*Available records*.

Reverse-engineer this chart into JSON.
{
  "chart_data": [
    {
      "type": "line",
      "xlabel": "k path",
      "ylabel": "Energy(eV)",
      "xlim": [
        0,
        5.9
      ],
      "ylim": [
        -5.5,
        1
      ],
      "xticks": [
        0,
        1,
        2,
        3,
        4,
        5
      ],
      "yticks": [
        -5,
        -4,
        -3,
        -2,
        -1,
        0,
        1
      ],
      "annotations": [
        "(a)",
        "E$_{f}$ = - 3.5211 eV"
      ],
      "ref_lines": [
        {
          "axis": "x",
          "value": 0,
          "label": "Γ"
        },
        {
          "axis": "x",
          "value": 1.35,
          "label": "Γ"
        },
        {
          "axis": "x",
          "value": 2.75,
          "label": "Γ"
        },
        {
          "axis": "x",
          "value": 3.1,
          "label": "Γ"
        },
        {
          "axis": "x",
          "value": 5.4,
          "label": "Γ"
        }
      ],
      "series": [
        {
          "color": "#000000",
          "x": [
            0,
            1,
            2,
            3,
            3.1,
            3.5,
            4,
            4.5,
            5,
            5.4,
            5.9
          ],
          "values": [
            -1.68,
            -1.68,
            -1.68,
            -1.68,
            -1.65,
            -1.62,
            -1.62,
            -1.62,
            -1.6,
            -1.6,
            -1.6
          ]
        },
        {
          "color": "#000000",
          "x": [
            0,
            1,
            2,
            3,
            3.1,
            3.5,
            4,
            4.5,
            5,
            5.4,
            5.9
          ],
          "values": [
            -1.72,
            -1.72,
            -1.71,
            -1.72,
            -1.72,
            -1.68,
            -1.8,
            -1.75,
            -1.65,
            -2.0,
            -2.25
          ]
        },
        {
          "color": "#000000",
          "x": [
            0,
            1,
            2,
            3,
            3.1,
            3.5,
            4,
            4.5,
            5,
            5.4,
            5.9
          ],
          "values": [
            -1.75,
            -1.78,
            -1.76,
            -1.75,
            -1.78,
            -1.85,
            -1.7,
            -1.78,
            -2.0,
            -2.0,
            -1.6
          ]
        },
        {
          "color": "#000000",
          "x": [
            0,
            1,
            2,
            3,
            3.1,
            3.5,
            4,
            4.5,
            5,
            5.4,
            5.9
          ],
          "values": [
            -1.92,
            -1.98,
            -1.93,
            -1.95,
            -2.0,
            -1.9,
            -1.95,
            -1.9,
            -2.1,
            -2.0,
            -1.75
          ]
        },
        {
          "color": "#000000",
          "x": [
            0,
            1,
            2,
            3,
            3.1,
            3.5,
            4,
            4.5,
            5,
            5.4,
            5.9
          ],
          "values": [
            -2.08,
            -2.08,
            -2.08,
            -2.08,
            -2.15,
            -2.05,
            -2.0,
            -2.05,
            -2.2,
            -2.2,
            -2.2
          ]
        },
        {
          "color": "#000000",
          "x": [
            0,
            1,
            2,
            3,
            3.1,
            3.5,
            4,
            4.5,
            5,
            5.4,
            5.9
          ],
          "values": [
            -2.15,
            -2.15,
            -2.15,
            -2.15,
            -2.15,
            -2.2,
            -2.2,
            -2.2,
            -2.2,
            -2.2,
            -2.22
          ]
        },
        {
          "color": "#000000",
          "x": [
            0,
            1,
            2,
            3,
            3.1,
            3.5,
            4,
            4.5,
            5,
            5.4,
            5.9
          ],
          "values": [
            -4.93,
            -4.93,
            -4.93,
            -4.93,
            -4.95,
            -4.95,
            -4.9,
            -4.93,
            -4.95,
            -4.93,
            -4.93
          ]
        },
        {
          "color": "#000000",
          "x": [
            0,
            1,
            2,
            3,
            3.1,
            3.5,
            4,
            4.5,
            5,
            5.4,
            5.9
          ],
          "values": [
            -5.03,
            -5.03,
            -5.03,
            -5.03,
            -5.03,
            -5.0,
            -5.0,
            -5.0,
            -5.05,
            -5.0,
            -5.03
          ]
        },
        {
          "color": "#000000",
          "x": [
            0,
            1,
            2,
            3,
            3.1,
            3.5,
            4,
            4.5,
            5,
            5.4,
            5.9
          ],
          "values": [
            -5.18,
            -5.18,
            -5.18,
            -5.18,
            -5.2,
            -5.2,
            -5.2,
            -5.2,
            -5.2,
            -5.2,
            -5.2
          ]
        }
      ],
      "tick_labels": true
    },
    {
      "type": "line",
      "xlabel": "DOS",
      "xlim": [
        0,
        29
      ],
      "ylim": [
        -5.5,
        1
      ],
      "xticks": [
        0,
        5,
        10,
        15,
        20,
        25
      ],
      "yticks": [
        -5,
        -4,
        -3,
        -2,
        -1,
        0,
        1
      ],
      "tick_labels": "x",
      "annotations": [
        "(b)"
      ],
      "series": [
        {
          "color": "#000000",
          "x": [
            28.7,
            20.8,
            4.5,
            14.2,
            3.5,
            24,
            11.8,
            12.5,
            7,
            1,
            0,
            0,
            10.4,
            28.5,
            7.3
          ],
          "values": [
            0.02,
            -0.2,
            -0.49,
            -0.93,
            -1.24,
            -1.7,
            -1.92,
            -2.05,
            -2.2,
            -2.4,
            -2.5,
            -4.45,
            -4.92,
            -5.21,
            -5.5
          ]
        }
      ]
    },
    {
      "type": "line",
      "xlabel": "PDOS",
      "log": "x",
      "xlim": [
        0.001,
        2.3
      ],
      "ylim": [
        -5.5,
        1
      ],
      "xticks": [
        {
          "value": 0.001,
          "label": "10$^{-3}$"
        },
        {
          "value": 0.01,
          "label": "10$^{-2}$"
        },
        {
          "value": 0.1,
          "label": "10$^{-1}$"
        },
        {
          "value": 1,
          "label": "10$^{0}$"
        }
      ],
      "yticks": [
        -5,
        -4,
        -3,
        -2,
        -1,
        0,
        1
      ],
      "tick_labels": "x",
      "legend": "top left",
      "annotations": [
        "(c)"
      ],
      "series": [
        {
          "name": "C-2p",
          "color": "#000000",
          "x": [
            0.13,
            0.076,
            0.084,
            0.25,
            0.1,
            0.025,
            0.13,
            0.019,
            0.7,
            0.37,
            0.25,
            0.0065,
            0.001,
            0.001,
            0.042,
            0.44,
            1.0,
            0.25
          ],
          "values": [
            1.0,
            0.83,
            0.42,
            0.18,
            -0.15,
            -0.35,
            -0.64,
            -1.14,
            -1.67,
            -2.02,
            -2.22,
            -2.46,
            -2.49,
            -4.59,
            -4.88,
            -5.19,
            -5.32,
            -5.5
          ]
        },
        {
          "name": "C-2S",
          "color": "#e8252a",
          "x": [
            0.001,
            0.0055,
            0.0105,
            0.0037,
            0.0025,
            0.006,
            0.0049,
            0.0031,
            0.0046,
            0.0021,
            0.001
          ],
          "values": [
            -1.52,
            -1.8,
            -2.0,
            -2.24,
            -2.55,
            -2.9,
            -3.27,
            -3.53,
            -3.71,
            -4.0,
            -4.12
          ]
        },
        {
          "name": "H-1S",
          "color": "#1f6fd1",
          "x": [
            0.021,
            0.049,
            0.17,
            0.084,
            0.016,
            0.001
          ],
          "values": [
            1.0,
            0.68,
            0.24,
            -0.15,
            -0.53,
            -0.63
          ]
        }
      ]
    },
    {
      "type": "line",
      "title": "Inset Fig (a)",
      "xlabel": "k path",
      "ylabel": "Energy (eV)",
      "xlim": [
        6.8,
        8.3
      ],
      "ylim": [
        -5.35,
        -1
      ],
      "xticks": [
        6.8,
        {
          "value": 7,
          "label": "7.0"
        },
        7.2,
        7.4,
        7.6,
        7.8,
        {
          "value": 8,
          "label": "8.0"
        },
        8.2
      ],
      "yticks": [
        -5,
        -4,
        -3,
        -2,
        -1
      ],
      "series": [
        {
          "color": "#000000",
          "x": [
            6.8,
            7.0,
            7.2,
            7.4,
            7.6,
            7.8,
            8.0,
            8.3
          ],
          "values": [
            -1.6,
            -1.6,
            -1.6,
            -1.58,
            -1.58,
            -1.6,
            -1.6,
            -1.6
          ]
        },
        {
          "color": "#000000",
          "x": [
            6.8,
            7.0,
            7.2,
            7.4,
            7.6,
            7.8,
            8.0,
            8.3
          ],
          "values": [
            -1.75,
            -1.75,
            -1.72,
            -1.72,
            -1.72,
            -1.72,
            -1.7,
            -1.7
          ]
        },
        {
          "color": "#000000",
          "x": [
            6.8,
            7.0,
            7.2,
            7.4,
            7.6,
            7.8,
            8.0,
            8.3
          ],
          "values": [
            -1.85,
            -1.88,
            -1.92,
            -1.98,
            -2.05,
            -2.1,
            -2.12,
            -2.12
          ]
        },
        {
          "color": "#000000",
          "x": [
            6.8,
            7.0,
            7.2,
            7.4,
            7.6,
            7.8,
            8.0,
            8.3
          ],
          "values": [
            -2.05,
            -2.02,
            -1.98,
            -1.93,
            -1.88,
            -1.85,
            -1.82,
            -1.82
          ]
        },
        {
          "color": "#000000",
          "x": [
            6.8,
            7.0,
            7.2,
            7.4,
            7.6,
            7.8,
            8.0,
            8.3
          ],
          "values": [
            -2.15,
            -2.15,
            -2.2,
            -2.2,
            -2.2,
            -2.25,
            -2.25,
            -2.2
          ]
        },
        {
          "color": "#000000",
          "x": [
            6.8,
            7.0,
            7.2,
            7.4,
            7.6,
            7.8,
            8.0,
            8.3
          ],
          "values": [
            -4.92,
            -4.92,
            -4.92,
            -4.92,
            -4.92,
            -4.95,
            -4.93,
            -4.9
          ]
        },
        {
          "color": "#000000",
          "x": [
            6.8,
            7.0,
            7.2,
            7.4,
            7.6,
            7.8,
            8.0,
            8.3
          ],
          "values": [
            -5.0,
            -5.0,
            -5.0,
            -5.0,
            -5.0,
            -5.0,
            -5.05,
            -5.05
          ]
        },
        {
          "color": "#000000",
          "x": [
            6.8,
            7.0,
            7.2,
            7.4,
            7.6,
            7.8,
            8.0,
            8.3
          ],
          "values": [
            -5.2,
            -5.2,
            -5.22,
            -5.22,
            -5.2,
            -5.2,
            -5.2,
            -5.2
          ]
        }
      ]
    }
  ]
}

*Aim*.
Identify which lines contain the word "xlabel" and copy each one.

*Reply to the task*.
      "xlabel": "k path",
      "xlabel": "DOS",
      "xlabel": "PDOS",
      "xlabel": "k path",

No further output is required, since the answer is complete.